## [Problem to work on]
Reproduce the listing below without any change.

'''

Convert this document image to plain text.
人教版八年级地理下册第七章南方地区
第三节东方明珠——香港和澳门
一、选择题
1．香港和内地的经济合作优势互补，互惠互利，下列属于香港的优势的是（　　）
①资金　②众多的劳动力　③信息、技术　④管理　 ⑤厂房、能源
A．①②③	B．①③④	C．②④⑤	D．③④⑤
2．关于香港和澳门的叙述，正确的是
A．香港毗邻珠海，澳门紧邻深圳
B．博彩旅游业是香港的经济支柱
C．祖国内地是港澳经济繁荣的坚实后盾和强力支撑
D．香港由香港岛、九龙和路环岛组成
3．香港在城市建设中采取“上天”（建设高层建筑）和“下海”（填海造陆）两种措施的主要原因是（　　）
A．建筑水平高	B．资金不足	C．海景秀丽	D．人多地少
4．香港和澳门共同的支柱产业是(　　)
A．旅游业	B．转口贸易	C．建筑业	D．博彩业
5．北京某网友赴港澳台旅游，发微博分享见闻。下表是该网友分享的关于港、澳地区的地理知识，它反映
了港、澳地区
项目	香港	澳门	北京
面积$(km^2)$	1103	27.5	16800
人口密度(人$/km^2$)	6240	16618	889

'''

## [Written response]
Convert this document image to plain text.
人教版八年级地理下册第七章南方地区
第三节东方明珠——香港和澳门
一、选择题
1．香港和内地的经济合作优势互补，互惠互利，下列属于香港的优势的是（　　）
①资金　②众多的劳动力　③信息、技术　④管理　 ⑤厂房、能源
A．①②③	B．①③④	C．②④⑤	D．③④⑤
2．关于香港和澳门的叙述，正确的是
A．香港毗邻珠海，澳门紧邻深圳
B．博彩旅游业是香港的经济支柱
C．祖国内地是港澳经济繁荣的坚实后盾和强力支撑
D．香港由香港岛、九龙和路环岛组成
3．香港在城市建设中采取“上天”（建设高层建筑）和“下海”（填海造陆）两种措施的主要原因是（　　）
A．建筑水平高	B．资金不足	C．海景秀丽	D．人多地少
4．香港和澳门共同的支柱产业是(　　)
A．旅游业	B．转口贸易	C．建筑业	D．博彩业
5．北京某网友赴港澳台旅游，发微博分享见闻。下表是该网友分享的关于港、澳地区的地理知识，它反映
了港、澳地区
项目	香港	澳门	北京
面积$(km^2)$	1103	27.5	16800
人口密度(人$/km^2$)	6240	16618	889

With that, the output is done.